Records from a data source
>>>>>

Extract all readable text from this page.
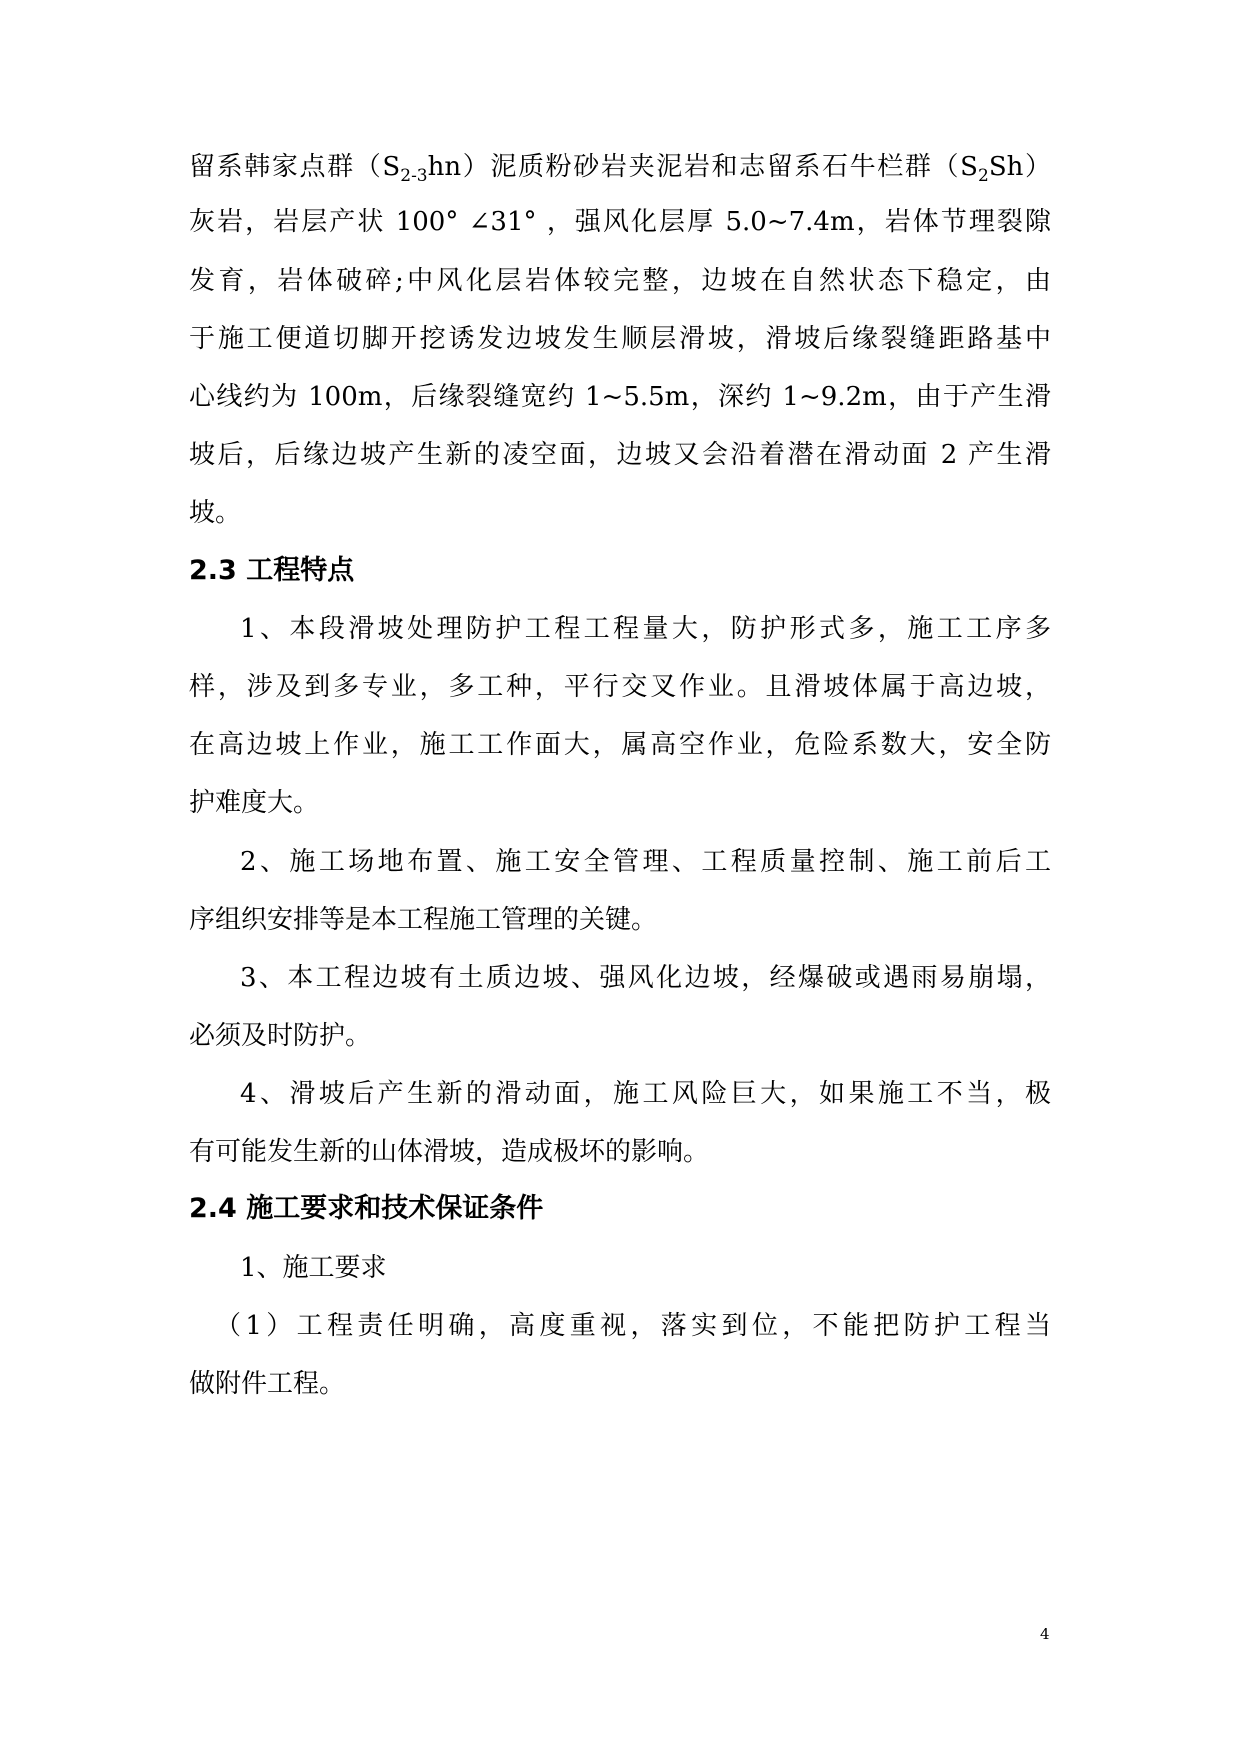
留系韩家点群$(S_{2-3}hn)$泥质粉砂岩夹泥岩和志留系石牛栏群$(S_2Sh)$
灰岩，岩层产状 100° ∠31° ，强风化层厚 5.0~7.4m，岩体节理裂隙
发育，岩体破碎;中风化层岩体较完整，边坡在自然状态下稳定，由
于施工便道切脚开挖诱发边坡发生顺层滑坡，滑坡后缘裂缝距路基中
心线约为 100m，后缘裂缝宽约 1~5.5m，深约 1~9.2m，由于产生滑
坡后，后缘边坡产生新的凌空面，边坡又会沿着潜在滑动面 2 产生滑
坡。
2.3 工程特点
1、本段滑坡处理防护工程工程量大，防护形式多，施工工序多
样，涉及到多专业，多工种，平行交叉作业。且滑坡体属于高边坡，
在高边坡上作业，施工工作面大，属高空作业，危险系数大，安全防
护难度大。
2、施工场地布置、施工安全管理、工程质量控制、施工前后工
序组织安排等是本工程施工管理的关键。
3、本工程边坡有土质边坡、强风化边坡，经爆破或遇雨易崩塌，
必须及时防护。
4、滑坡后产生新的滑动面，施工风险巨大，如果施工不当，极
有可能发生新的山体滑坡，造成极坏的影响。
2.4 施工要求和技术保证条件
1、施工要求
（1）工程责任明确，高度重视，落实到位，不能把防护工程当
做附件工程。
4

<<<<<

_Work instructions_.
Repeat the records above exactly, leaving out any pictures they contain.

_Worked answer_.
Extract all readable text from this page.
留系韩家点群$(S_{2-3}hn)$泥质粉砂岩夹泥岩和志留系石牛栏群$(S_2Sh)$
灰岩，岩层产状 100° ∠31° ，强风化层厚 5.0~7.4m，岩体节理裂隙
发育，岩体破碎;中风化层岩体较完整，边坡在自然状态下稳定，由
于施工便道切脚开挖诱发边坡发生顺层滑坡，滑坡后缘裂缝距路基中
心线约为 100m，后缘裂缝宽约 1~5.5m，深约 1~9.2m，由于产生滑
坡后，后缘边坡产生新的凌空面，边坡又会沿着潜在滑动面 2 产生滑
坡。
2.3 工程特点
1、本段滑坡处理防护工程工程量大，防护形式多，施工工序多
样，涉及到多专业，多工种，平行交叉作业。且滑坡体属于高边坡，
在高边坡上作业，施工工作面大，属高空作业，危险系数大，安全防
护难度大。
2、施工场地布置、施工安全管理、工程质量控制、施工前后工
序组织安排等是本工程施工管理的关键。
3、本工程边坡有土质边坡、强风化边坡，经爆破或遇雨易崩塌，
必须及时防护。
4、滑坡后产生新的滑动面，施工风险巨大，如果施工不当，极
有可能发生新的山体滑坡，造成极坏的影响。
2.4 施工要求和技术保证条件
1、施工要求
（1）工程责任明确，高度重视，落实到位，不能把防护工程当
做附件工程。
4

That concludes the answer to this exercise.